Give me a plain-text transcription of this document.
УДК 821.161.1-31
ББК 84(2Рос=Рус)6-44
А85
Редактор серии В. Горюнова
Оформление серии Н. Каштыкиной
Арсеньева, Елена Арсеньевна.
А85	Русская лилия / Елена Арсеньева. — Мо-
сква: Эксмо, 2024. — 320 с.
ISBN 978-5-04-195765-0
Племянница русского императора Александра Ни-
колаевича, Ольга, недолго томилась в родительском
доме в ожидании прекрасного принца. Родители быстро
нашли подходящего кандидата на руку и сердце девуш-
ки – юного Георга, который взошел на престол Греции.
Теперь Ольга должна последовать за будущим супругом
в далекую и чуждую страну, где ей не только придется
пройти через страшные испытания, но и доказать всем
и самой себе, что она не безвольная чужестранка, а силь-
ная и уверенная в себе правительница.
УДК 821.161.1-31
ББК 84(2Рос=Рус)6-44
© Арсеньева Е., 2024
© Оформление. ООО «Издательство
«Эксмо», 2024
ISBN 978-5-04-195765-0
· · ·
Exactly reproduce all of the entries.

Give me a plain-text transcription of this document.
УДК 821.161.1-31
ББК 84(2Рос=Рус)6-44
А85
Редактор серии В. Горюнова
Оформление серии Н. Каштыкиной
Арсеньева, Елена Арсеньевна.
А85	Русская лилия / Елена Арсеньева. — Мо-
сква: Эксмо, 2024. — 320 с.
ISBN 978-5-04-195765-0
Племянница русского императора Александра Ни-
колаевича, Ольга, недолго томилась в родительском
доме в ожидании прекрасного принца. Родители быстро
нашли подходящего кандидата на руку и сердце девуш-
ки – юного Георга, который взошел на престол Греции.
Теперь Ольга должна последовать за будущим супругом
в далекую и чуждую страну, где ей не только придется
пройти через страшные испытания, но и доказать всем
и самой себе, что она не безвольная чужестранка, а силь-
ная и уверенная в себе правительница.
УДК 821.161.1-31
ББК 84(2Рос=Рус)6-44
© Арсеньева Е., 2024
© Оформление. ООО «Издательство
«Эксмо», 2024
ISBN 978-5-04-195765-0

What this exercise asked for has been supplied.